begin Listing

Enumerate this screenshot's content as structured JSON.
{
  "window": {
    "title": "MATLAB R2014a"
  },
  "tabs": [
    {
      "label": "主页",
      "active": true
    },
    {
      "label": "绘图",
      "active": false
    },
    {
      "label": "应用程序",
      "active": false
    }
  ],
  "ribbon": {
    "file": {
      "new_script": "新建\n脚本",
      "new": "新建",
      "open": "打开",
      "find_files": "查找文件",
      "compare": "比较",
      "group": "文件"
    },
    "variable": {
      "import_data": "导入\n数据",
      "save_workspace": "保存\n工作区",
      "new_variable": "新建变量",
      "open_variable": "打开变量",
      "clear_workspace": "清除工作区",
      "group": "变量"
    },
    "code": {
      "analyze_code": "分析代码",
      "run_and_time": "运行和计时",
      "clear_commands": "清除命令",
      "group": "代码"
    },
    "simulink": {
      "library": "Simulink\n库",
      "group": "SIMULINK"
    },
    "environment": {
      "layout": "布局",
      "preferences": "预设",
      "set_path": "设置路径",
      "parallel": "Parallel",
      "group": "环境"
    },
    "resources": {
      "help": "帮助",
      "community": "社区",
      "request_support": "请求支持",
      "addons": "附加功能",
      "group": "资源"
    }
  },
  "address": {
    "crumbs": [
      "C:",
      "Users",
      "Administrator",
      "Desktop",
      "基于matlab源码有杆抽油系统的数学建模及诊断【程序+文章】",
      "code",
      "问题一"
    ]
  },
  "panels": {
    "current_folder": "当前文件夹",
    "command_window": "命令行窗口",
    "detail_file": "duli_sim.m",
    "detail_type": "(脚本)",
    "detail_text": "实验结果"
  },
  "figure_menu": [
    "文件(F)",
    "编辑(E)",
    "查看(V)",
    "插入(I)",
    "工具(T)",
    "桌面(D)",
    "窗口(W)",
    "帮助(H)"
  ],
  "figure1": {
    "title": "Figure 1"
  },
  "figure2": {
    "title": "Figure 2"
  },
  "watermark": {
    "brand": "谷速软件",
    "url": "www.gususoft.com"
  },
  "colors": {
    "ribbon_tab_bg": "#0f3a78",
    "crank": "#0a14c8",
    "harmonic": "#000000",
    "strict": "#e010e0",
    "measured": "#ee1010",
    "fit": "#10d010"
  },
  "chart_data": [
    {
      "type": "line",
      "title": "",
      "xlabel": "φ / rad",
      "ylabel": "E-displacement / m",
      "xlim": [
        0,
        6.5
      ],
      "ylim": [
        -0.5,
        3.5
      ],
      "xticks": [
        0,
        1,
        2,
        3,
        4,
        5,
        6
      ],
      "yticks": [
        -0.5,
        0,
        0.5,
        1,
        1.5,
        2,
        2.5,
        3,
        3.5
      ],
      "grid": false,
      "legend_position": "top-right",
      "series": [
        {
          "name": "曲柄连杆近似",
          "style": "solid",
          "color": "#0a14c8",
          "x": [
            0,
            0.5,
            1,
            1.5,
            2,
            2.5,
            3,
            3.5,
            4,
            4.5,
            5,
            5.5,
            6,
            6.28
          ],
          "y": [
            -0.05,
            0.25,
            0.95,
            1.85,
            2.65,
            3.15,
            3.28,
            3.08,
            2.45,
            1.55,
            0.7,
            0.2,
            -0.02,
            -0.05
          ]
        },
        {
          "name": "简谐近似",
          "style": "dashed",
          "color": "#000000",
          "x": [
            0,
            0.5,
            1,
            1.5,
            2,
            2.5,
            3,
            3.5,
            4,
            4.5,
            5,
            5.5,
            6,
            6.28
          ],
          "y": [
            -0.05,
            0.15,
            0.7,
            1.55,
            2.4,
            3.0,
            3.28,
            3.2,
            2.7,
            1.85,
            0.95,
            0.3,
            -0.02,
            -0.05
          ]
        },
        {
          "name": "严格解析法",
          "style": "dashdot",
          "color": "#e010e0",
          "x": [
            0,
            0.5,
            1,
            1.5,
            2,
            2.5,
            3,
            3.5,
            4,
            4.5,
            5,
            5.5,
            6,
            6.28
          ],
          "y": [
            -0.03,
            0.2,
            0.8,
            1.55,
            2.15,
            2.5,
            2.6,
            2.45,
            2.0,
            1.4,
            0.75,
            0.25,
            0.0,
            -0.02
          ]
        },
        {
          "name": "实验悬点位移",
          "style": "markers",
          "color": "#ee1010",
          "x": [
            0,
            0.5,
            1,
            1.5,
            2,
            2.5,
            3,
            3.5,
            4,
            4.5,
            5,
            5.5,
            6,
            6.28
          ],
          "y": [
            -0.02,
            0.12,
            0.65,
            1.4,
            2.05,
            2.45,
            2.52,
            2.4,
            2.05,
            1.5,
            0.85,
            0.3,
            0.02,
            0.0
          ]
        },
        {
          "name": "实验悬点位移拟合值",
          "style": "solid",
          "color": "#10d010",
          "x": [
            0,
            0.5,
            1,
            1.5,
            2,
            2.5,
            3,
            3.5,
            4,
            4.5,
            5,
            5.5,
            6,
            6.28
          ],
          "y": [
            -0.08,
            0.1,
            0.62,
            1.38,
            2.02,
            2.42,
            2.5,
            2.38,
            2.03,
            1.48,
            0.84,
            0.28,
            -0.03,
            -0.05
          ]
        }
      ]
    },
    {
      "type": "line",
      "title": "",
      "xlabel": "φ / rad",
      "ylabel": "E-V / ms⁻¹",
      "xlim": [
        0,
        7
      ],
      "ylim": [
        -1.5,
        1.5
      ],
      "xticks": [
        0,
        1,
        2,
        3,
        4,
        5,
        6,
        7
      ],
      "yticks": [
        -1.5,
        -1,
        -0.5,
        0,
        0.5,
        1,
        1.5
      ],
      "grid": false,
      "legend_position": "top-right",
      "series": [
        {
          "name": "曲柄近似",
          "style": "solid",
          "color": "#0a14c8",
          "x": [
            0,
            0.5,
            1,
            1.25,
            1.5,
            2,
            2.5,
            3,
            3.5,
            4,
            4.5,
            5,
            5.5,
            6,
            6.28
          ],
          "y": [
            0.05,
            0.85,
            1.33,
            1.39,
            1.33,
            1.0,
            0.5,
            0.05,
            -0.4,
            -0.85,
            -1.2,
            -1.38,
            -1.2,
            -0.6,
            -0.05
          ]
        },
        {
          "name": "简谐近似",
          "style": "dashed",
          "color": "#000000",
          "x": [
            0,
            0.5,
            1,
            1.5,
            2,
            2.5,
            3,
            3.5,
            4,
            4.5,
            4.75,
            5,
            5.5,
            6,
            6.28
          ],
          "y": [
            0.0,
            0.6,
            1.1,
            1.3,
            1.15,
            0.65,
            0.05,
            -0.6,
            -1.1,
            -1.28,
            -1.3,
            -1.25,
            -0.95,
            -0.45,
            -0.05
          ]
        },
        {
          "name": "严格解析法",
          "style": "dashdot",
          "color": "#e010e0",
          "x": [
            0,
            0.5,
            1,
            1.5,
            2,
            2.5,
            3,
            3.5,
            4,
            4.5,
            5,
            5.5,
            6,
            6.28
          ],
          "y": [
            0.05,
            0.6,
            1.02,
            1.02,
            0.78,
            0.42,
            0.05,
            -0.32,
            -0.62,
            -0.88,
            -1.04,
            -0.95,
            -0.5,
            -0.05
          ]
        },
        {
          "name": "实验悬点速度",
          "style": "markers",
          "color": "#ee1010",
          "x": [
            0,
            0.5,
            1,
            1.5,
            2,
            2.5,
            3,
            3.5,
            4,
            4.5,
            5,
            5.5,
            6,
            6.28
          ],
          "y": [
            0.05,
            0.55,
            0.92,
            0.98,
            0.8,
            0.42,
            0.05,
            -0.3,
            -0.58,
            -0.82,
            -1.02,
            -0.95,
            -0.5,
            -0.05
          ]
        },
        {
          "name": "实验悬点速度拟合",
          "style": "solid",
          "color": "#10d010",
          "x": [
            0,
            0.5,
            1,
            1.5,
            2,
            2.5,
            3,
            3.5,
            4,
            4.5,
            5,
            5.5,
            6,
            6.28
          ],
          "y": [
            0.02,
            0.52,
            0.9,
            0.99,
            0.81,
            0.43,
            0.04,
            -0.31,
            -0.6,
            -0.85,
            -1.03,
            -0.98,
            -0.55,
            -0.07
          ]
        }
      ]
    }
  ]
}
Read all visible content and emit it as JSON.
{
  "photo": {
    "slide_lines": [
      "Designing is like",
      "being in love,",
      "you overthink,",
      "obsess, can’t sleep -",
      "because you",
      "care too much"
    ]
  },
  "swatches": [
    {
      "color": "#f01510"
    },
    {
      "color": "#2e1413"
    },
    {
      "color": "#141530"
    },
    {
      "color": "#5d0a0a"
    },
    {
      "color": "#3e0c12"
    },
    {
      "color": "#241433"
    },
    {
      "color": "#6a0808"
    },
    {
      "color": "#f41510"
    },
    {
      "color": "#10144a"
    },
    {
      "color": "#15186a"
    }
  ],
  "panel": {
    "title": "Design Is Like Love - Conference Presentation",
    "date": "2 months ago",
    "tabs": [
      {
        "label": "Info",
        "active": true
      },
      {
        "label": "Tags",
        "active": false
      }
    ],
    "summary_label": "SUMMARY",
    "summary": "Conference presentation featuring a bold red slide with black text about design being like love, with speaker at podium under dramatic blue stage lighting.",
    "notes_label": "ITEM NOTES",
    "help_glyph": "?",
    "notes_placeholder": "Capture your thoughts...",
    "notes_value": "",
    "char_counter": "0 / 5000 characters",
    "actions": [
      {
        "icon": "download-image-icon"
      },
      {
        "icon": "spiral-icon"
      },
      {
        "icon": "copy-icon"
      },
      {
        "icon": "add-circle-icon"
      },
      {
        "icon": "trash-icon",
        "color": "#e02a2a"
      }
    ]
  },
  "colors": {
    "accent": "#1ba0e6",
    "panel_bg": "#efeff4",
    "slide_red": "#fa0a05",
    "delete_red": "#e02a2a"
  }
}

end Listing

Task directions — Gather each line of the listing containing the word "Conference" and show it.

Complete response —
    "title": "Design Is Like Love - Conference Presentation",
    "summary": "Conference presentation featuring a bold red slide with black text about design being like love, with speaker at podium under dramatic blue stage lighting.",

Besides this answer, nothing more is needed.